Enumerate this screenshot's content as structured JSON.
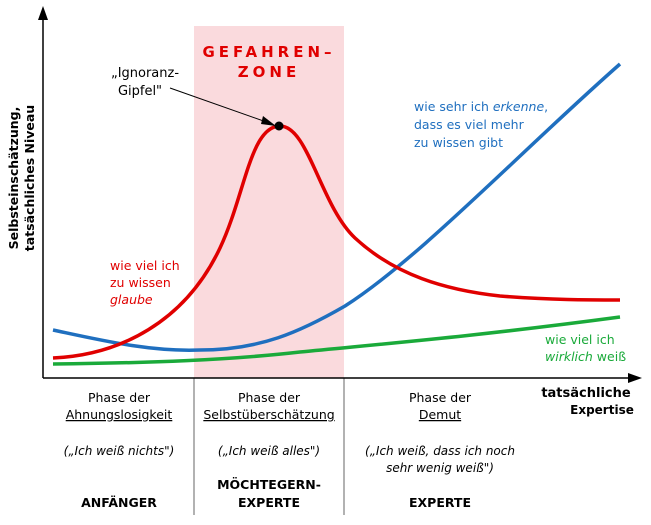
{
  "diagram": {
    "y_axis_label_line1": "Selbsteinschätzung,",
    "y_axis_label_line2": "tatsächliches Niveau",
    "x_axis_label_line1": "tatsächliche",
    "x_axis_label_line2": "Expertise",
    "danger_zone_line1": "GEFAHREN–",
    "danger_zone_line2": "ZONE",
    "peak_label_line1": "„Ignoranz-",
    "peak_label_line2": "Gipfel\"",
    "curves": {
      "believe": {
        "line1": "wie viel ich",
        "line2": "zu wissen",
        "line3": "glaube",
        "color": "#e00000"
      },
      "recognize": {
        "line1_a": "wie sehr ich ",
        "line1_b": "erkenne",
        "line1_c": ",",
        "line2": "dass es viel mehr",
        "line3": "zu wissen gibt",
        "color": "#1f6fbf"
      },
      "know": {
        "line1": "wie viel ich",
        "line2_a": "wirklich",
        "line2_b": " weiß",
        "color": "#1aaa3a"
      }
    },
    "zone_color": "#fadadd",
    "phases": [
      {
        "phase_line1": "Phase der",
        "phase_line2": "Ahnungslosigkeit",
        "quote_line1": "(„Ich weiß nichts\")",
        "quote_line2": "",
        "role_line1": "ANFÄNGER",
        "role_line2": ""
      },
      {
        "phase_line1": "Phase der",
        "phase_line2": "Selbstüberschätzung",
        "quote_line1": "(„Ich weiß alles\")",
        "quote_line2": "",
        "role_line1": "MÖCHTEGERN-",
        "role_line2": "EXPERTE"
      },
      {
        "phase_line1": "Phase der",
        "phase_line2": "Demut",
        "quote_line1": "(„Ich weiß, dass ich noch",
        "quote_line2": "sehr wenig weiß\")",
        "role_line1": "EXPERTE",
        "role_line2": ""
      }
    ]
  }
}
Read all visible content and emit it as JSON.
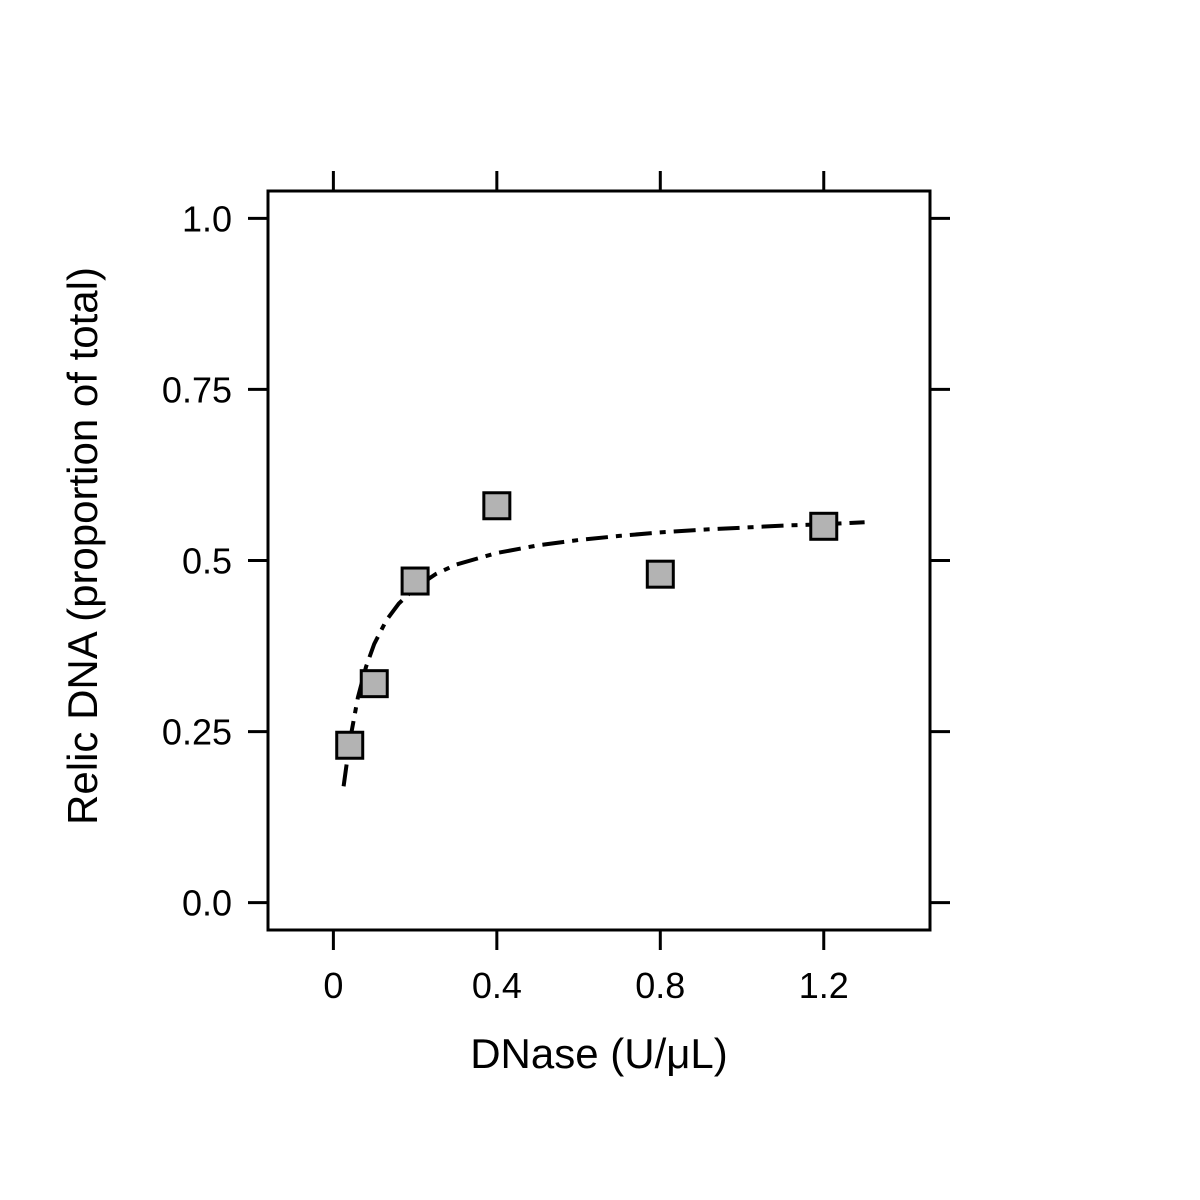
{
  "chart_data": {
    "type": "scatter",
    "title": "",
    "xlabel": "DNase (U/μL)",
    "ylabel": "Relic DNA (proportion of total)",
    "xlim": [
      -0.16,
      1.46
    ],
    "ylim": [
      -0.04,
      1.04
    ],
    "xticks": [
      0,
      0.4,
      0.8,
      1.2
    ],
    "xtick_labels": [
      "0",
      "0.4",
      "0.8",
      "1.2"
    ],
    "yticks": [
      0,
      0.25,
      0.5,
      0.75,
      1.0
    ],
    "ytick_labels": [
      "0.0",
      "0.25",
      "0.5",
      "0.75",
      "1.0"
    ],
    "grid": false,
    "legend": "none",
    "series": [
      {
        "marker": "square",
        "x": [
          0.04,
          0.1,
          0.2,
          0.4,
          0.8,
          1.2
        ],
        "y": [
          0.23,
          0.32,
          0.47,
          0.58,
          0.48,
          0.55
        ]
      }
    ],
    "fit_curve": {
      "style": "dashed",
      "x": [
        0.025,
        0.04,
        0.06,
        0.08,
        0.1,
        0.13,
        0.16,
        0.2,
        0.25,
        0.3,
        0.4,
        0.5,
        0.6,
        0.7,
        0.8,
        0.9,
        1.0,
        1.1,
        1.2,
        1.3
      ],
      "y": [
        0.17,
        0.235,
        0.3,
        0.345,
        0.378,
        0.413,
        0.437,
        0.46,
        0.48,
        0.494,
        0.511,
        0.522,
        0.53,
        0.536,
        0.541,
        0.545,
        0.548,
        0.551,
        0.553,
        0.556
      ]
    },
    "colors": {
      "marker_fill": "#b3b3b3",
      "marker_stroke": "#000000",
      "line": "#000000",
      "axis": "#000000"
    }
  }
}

○ ○ ○ ○ ○ ○ ○

**Exercise**
All the lines above are to be reproduced exactly, except the pictures.

**Answer**
Enumerate this screenshot's content as structured JSON.
{
  "diagram": {
    "y_axis_label_line1": "Selbsteinschätzung,",
    "y_axis_label_line2": "tatsächliches Niveau",
    "x_axis_label_line1": "tatsächliche",
    "x_axis_label_line2": "Expertise",
    "danger_zone_line1": "GEFAHREN–",
    "danger_zone_line2": "ZONE",
    "peak_label_line1": "„Ignoranz-",
    "peak_label_line2": "Gipfel\"",
    "curves": {
      "believe": {
        "line1": "wie viel ich",
        "line2": "zu wissen",
        "line3": "glaube",
        "color": "#e00000"
      },
      "recognize": {
        "line1_a": "wie sehr ich ",
        "line1_b": "erkenne",
        "line1_c": ",",
        "line2": "dass es viel mehr",
        "line3": "zu wissen gibt",
        "color": "#1f6fbf"
      },
      "know": {
        "line1": "wie viel ich",
        "line2_a": "wirklich",
        "line2_b": " weiß",
        "color": "#1aaa3a"
      }
    },
    "zone_color": "#fadadd",
    "phases": [
      {
        "phase_line1": "Phase der",
        "phase_line2": "Ahnungslosigkeit",
        "quote_line1": "(„Ich weiß nichts\")",
        "quote_line2": "",
        "role_line1": "ANFÄNGER",
        "role_line2": ""
      },
      {
        "phase_line1": "Phase der",
        "phase_line2": "Selbstüberschätzung",
        "quote_line1": "(„Ich weiß alles\")",
        "quote_line2": "",
        "role_line1": "MÖCHTEGERN-",
        "role_line2": "EXPERTE"
      },
      {
        "phase_line1": "Phase der",
        "phase_line2": "Demut",
        "quote_line1": "(„Ich weiß, dass ich noch",
        "quote_line2": "sehr wenig weiß\")",
        "role_line1": "EXPERTE",
        "role_line2": ""
      }
    ]
  }
}
Read all visible content and emit it as JSON.
{
  "chart_data": {
    "type": "scatter",
    "title": "",
    "xlabel": "DNase (U/μL)",
    "ylabel": "Relic DNA (proportion of total)",
    "xlim": [
      -0.16,
      1.46
    ],
    "ylim": [
      -0.04,
      1.04
    ],
    "xticks": [
      0,
      0.4,
      0.8,
      1.2
    ],
    "xtick_labels": [
      "0",
      "0.4",
      "0.8",
      "1.2"
    ],
    "yticks": [
      0,
      0.25,
      0.5,
      0.75,
      1.0
    ],
    "ytick_labels": [
      "0.0",
      "0.25",
      "0.5",
      "0.75",
      "1.0"
    ],
    "grid": false,
    "legend": "none",
    "series": [
      {
        "marker": "square",
        "x": [
          0.04,
          0.1,
          0.2,
          0.4,
          0.8,
          1.2
        ],
        "y": [
          0.23,
          0.32,
          0.47,
          0.58,
          0.48,
          0.55
        ]
      }
    ],
    "fit_curve": {
      "style": "dashed",
      "x": [
        0.025,
        0.04,
        0.06,
        0.08,
        0.1,
        0.13,
        0.16,
        0.2,
        0.25,
        0.3,
        0.4,
        0.5,
        0.6,
        0.7,
        0.8,
        0.9,
        1.0,
        1.1,
        1.2,
        1.3
      ],
      "y": [
        0.17,
        0.235,
        0.3,
        0.345,
        0.378,
        0.413,
        0.437,
        0.46,
        0.48,
        0.494,
        0.511,
        0.522,
        0.53,
        0.536,
        0.541,
        0.545,
        0.548,
        0.551,
        0.553,
        0.556
      ]
    },
    "colors": {
      "marker_fill": "#b3b3b3",
      "marker_stroke": "#000000",
      "line": "#000000",
      "axis": "#000000"
    }
  }
}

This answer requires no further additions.